══ Items

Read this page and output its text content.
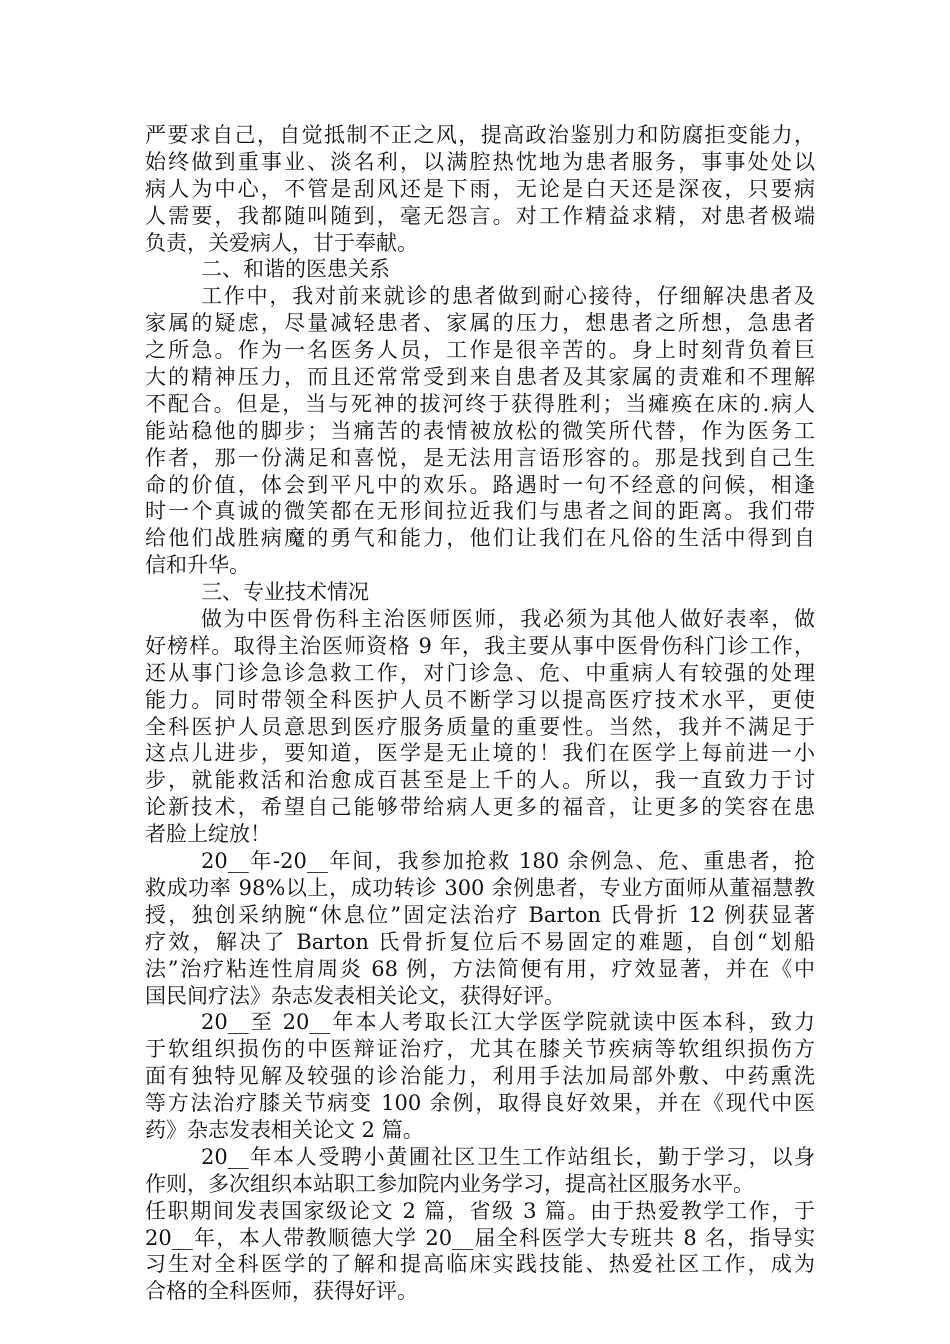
严要求自己，自觉抵制不正之风，提高政治鉴别力和防腐拒变能力，
始终做到重事业、淡名利，以满腔热忱地为患者服务，事事处处以
病人为中心，不管是刮风还是下雨，无论是白天还是深夜，只要病
人需要，我都随叫随到，毫无怨言。对工作精益求精，对患者极端
负责，关爱病人，甘于奉献。
二、和谐的医患关系
工作中，我对前来就诊的患者做到耐心接待，仔细解决患者及
家属的疑虑，尽量减轻患者、家属的压力，想患者之所想，急患者
之所急。作为一名医务人员，工作是很辛苦的。身上时刻背负着巨
大的精神压力，而且还常常受到来自患者及其家属的责难和不理解
不配合。但是，当与死神的拔河终于获得胜利；当瘫痪在床的.病人
能站稳他的脚步；当痛苦的表情被放松的微笑所代替，作为医务工
作者，那一份满足和喜悦，是无法用言语形容的。那是找到自己生
命的价值，体会到平凡中的欢乐。路遇时一句不经意的问候，相逢
时一个真诚的微笑都在无形间拉近我们与患者之间的距离。我们带
给他们战胜病魔的勇气和能力，他们让我们在凡俗的生活中得到自
信和升华。
三、专业技术情况
做为中医骨伤科主治医师医师，我必须为其他人做好表率，做
好榜样。取得主治医师资格 9 年，我主要从事中医骨伤科门诊工作，
还从事门诊急诊急救工作，对门诊急、危、中重病人有较强的处理
能力。同时带领全科医护人员不断学习以提高医疗技术水平，更使
全科医护人员意思到医疗服务质量的重要性。当然，我并不满足于
这点儿进步，要知道，医学是无止境的！我们在医学上每前进一小
步，就能救活和治愈成百甚至是上千的人。所以，我一直致力于讨
论新技术，希望自己能够带给病人更多的福音，让更多的笑容在患
者脸上绽放！
20__年-20__年间，我参加抢救 180 余例急、危、重患者，抢
救成功率 98%以上，成功转诊 300 余例患者，专业方面师从董福慧教
授，独创采纳腕“休息位”固定法治疗 Barton 氏骨折 12 例获显著
疗效，解决了 Barton 氏骨折复位后不易固定的难题，自创“划船
法”治疗粘连性肩周炎 68 例，方法简便有用，疗效显著，并在《中
国民间疗法》杂志发表相关论文，获得好评。
20__至 20__年本人考取长江大学医学院就读中医本科，致力
于软组织损伤的中医辩证治疗，尤其在膝关节疾病等软组织损伤方
面有独特见解及较强的诊治能力，利用手法加局部外敷、中药熏洗
等方法治疗膝关节病变 100 余例，取得良好效果，并在《现代中医
药》杂志发表相关论文 2 篇。
20__年本人受聘小黄圃社区卫生工作站组长，勤于学习，以身
作则，多次组织本站职工参加院内业务学习，提高社区服务水平。
任职期间发表国家级论文 2 篇，省级 3 篇。由于热爱教学工作，于
20__年，本人带教顺德大学 20__届全科医学大专班共 8 名，指导实
习生对全科医学的了解和提高临床实践技能、热爱社区工作，成为
合格的全科医师，获得好评。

════

What is asked | Locate all lines that include the word "Barton" and copy them out.

The result |
授，独创采纳腕“休息位”固定法治疗 Barton 氏骨折 12 例获显著
疗效，解决了 Barton 氏骨折复位后不易固定的难题，自创“划船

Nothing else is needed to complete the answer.